### Instructions for the task
Every line must be returned precisely as it is written.

### Data supplied
---

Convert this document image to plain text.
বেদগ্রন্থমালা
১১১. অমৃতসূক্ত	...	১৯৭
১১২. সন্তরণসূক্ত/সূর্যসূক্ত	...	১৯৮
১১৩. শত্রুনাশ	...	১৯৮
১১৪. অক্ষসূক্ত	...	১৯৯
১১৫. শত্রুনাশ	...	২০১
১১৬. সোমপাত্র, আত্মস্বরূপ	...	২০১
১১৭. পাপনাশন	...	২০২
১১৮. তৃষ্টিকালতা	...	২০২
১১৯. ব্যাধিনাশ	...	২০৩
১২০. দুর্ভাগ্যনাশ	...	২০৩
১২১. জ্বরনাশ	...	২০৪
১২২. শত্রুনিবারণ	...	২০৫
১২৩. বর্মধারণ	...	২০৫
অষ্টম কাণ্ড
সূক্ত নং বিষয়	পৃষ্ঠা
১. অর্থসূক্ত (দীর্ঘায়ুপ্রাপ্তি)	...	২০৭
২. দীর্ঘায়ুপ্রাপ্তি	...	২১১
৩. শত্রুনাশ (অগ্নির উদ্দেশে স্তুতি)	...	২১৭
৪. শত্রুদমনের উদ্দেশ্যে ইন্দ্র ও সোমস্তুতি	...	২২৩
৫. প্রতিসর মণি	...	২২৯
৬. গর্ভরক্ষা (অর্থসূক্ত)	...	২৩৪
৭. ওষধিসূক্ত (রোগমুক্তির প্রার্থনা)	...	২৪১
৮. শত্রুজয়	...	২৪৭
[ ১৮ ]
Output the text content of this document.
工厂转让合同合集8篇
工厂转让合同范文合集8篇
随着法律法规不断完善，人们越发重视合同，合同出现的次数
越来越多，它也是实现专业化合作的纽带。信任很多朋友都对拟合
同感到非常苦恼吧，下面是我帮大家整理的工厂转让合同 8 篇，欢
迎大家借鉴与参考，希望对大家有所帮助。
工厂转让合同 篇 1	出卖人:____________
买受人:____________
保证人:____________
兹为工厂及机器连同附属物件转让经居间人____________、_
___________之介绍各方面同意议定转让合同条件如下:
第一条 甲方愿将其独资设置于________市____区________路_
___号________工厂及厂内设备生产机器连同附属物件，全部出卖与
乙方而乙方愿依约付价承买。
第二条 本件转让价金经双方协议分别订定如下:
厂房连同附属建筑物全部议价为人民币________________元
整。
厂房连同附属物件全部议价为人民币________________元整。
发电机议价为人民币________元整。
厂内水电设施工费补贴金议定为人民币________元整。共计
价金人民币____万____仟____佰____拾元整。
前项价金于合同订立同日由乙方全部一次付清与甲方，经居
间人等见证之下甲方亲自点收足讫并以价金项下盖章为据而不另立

---

### The output
Convert this document image to plain text.
বেদগ্রন্থমালা
১১১. অমৃতসূক্ত	...	১৯৭
১১২. সন্তরণসূক্ত/সূর্যসূক্ত	...	১৯৮
১১৩. শত্রুনাশ	...	১৯৮
১১৪. অক্ষসূক্ত	...	১৯৯
১১৫. শত্রুনাশ	...	২০১
১১৬. সোমপাত্র, আত্মস্বরূপ	...	২০১
১১৭. পাপনাশন	...	২০২
১১৮. তৃষ্টিকালতা	...	২০২
১১৯. ব্যাধিনাশ	...	২০৩
১২০. দুর্ভাগ্যনাশ	...	২০৩
১২১. জ্বরনাশ	...	২০৪
১২২. শত্রুনিবারণ	...	২০৫
১২৩. বর্মধারণ	...	২০৫
অষ্টম কাণ্ড
সূক্ত নং বিষয়	পৃষ্ঠা
১. অর্থসূক্ত (দীর্ঘায়ুপ্রাপ্তি)	...	২০৭
২. দীর্ঘায়ুপ্রাপ্তি	...	২১১
৩. শত্রুনাশ (অগ্নির উদ্দেশে স্তুতি)	...	২১৭
৪. শত্রুদমনের উদ্দেশ্যে ইন্দ্র ও সোমস্তুতি	...	২২৩
৫. প্রতিসর মণি	...	২২৯
৬. গর্ভরক্ষা (অর্থসূক্ত)	...	২৩৪
৭. ওষধিসূক্ত (রোগমুক্তির প্রার্থনা)	...	২৪১
৮. শত্রুজয়	...	২৪৭
[ ১৮ ]
Output the text content of this document.
工厂转让合同合集8篇
工厂转让合同范文合集8篇
随着法律法规不断完善，人们越发重视合同，合同出现的次数
越来越多，它也是实现专业化合作的纽带。信任很多朋友都对拟合
同感到非常苦恼吧，下面是我帮大家整理的工厂转让合同 8 篇，欢
迎大家借鉴与参考，希望对大家有所帮助。
工厂转让合同 篇 1	出卖人:____________
买受人:____________
保证人:____________
兹为工厂及机器连同附属物件转让经居间人____________、_
___________之介绍各方面同意议定转让合同条件如下:
第一条 甲方愿将其独资设置于________市____区________路_
___号________工厂及厂内设备生产机器连同附属物件，全部出卖与
乙方而乙方愿依约付价承买。
第二条 本件转让价金经双方协议分别订定如下:
厂房连同附属建筑物全部议价为人民币________________元
整。
厂房连同附属物件全部议价为人民币________________元整。
发电机议价为人民币________元整。
厂内水电设施工费补贴金议定为人民币________元整。共计
价金人民币____万____仟____佰____拾元整。
前项价金于合同订立同日由乙方全部一次付清与甲方，经居
间人等见证之下甲方亲自点收足讫并以价金项下盖章为据而不另立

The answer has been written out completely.